REQUIREMENTS. Your task is to print every entry below exactly as given.
══════════════════════════════
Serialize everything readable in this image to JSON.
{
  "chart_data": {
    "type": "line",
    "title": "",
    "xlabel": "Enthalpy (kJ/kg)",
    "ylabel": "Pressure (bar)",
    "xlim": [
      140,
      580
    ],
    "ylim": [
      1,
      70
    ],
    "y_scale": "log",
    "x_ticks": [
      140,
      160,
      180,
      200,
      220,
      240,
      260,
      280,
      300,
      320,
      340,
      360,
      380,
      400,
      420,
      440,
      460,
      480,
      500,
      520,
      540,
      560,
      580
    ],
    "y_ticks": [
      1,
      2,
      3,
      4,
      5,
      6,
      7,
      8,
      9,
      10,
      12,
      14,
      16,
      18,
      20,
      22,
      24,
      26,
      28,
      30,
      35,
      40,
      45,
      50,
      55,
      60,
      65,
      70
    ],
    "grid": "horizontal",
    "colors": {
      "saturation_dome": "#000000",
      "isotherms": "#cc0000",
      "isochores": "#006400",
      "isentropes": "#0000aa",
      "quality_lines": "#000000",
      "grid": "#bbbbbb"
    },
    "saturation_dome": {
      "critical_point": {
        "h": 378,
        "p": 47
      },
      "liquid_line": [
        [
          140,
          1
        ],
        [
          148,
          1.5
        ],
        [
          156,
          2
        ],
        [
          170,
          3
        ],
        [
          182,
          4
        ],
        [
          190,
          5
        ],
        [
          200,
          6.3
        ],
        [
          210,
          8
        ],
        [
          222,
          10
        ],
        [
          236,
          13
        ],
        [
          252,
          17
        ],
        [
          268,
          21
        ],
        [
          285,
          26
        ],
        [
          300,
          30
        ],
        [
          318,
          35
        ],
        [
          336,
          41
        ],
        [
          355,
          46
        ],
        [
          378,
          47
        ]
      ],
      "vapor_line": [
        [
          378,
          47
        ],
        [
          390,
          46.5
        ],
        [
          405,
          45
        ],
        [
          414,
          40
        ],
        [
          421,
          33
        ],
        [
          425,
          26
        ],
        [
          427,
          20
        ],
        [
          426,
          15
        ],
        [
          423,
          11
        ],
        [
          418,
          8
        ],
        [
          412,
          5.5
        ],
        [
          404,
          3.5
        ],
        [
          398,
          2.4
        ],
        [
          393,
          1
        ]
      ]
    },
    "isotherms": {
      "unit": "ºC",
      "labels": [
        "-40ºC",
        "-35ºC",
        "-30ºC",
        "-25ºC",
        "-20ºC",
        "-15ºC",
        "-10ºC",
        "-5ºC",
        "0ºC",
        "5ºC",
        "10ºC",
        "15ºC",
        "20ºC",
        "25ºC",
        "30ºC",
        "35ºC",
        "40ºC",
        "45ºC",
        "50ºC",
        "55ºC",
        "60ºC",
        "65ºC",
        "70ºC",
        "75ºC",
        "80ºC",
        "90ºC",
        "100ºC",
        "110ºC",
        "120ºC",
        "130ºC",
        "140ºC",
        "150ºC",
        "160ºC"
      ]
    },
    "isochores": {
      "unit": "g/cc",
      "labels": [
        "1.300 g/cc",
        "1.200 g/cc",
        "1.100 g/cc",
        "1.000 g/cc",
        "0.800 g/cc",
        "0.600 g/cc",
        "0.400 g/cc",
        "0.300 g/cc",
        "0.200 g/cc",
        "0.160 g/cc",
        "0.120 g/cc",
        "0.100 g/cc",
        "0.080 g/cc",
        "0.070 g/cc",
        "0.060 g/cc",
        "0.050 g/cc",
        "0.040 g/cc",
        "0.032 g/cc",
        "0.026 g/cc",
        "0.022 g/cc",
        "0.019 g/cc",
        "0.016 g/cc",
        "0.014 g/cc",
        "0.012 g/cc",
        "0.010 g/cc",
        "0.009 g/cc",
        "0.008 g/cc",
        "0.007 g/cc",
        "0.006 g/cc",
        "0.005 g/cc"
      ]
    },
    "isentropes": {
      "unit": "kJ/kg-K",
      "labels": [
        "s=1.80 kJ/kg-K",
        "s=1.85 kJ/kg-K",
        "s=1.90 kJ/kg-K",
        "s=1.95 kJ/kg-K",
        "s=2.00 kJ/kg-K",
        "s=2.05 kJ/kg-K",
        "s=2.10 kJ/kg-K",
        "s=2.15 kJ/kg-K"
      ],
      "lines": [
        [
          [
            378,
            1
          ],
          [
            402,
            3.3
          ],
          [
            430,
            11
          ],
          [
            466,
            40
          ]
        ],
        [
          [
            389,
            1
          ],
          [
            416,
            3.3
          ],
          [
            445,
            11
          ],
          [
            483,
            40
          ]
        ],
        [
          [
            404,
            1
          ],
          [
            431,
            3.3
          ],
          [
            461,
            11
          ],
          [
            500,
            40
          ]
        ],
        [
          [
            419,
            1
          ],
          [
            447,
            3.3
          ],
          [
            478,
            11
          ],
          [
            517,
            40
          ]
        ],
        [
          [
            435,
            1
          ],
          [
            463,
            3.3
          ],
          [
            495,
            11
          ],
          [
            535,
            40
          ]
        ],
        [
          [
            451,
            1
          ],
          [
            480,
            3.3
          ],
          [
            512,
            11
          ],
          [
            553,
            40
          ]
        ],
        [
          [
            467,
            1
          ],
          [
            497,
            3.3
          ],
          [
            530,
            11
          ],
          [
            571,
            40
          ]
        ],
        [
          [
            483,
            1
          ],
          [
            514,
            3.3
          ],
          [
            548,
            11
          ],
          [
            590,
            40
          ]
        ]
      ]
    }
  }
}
══════════════════════════════
ANSWER FOR THE TASK.
Serialize everything readable in this image to JSON.
{
  "chart_data": {
    "type": "line",
    "title": "",
    "xlabel": "Enthalpy (kJ/kg)",
    "ylabel": "Pressure (bar)",
    "xlim": [
      140,
      580
    ],
    "ylim": [
      1,
      70
    ],
    "y_scale": "log",
    "x_ticks": [
      140,
      160,
      180,
      200,
      220,
      240,
      260,
      280,
      300,
      320,
      340,
      360,
      380,
      400,
      420,
      440,
      460,
      480,
      500,
      520,
      540,
      560,
      580
    ],
    "y_ticks": [
      1,
      2,
      3,
      4,
      5,
      6,
      7,
      8,
      9,
      10,
      12,
      14,
      16,
      18,
      20,
      22,
      24,
      26,
      28,
      30,
      35,
      40,
      45,
      50,
      55,
      60,
      65,
      70
    ],
    "grid": "horizontal",
    "colors": {
      "saturation_dome": "#000000",
      "isotherms": "#cc0000",
      "isochores": "#006400",
      "isentropes": "#0000aa",
      "quality_lines": "#000000",
      "grid": "#bbbbbb"
    },
    "saturation_dome": {
      "critical_point": {
        "h": 378,
        "p": 47
      },
      "liquid_line": [
        [
          140,
          1
        ],
        [
          148,
          1.5
        ],
        [
          156,
          2
        ],
        [
          170,
          3
        ],
        [
          182,
          4
        ],
        [
          190,
          5
        ],
        [
          200,
          6.3
        ],
        [
          210,
          8
        ],
        [
          222,
          10
        ],
        [
          236,
          13
        ],
        [
          252,
          17
        ],
        [
          268,
          21
        ],
        [
          285,
          26
        ],
        [
          300,
          30
        ],
        [
          318,
          35
        ],
        [
          336,
          41
        ],
        [
          355,
          46
        ],
        [
          378,
          47
        ]
      ],
      "vapor_line": [
        [
          378,
          47
        ],
        [
          390,
          46.5
        ],
        [
          405,
          45
        ],
        [
          414,
          40
        ],
        [
          421,
          33
        ],
        [
          425,
          26
        ],
        [
          427,
          20
        ],
        [
          426,
          15
        ],
        [
          423,
          11
        ],
        [
          418,
          8
        ],
        [
          412,
          5.5
        ],
        [
          404,
          3.5
        ],
        [
          398,
          2.4
        ],
        [
          393,
          1
        ]
      ]
    },
    "isotherms": {
      "unit": "ºC",
      "labels": [
        "-40ºC",
        "-35ºC",
        "-30ºC",
        "-25ºC",
        "-20ºC",
        "-15ºC",
        "-10ºC",
        "-5ºC",
        "0ºC",
        "5ºC",
        "10ºC",
        "15ºC",
        "20ºC",
        "25ºC",
        "30ºC",
        "35ºC",
        "40ºC",
        "45ºC",
        "50ºC",
        "55ºC",
        "60ºC",
        "65ºC",
        "70ºC",
        "75ºC",
        "80ºC",
        "90ºC",
        "100ºC",
        "110ºC",
        "120ºC",
        "130ºC",
        "140ºC",
        "150ºC",
        "160ºC"
      ]
    },
    "isochores": {
      "unit": "g/cc",
      "labels": [
        "1.300 g/cc",
        "1.200 g/cc",
        "1.100 g/cc",
        "1.000 g/cc",
        "0.800 g/cc",
        "0.600 g/cc",
        "0.400 g/cc",
        "0.300 g/cc",
        "0.200 g/cc",
        "0.160 g/cc",
        "0.120 g/cc",
        "0.100 g/cc",
        "0.080 g/cc",
        "0.070 g/cc",
        "0.060 g/cc",
        "0.050 g/cc",
        "0.040 g/cc",
        "0.032 g/cc",
        "0.026 g/cc",
        "0.022 g/cc",
        "0.019 g/cc",
        "0.016 g/cc",
        "0.014 g/cc",
        "0.012 g/cc",
        "0.010 g/cc",
        "0.009 g/cc",
        "0.008 g/cc",
        "0.007 g/cc",
        "0.006 g/cc",
        "0.005 g/cc"
      ]
    },
    "isentropes": {
      "unit": "kJ/kg-K",
      "labels": [
        "s=1.80 kJ/kg-K",
        "s=1.85 kJ/kg-K",
        "s=1.90 kJ/kg-K",
        "s=1.95 kJ/kg-K",
        "s=2.00 kJ/kg-K",
        "s=2.05 kJ/kg-K",
        "s=2.10 kJ/kg-K",
        "s=2.15 kJ/kg-K"
      ],
      "lines": [
        [
          [
            378,
            1
          ],
          [
            402,
            3.3
          ],
          [
            430,
            11
          ],
          [
            466,
            40
          ]
        ],
        [
          [
            389,
            1
          ],
          [
            416,
            3.3
          ],
          [
            445,
            11
          ],
          [
            483,
            40
          ]
        ],
        [
          [
            404,
            1
          ],
          [
            431,
            3.3
          ],
          [
            461,
            11
          ],
          [
            500,
            40
          ]
        ],
        [
          [
            419,
            1
          ],
          [
            447,
            3.3
          ],
          [
            478,
            11
          ],
          [
            517,
            40
          ]
        ],
        [
          [
            435,
            1
          ],
          [
            463,
            3.3
          ],
          [
            495,
            11
          ],
          [
            535,
            40
          ]
        ],
        [
          [
            451,
            1
          ],
          [
            480,
            3.3
          ],
          [
            512,
            11
          ],
          [
            553,
            40
          ]
        ],
        [
          [
            467,
            1
          ],
          [
            497,
            3.3
          ],
          [
            530,
            11
          ],
          [
            571,
            40
          ]
        ],
        [
          [
            483,
            1
          ],
          [
            514,
            3.3
          ],
          [
            548,
            11
          ],
          [
            590,
            40
          ]
        ]
      ]
    }
  }
}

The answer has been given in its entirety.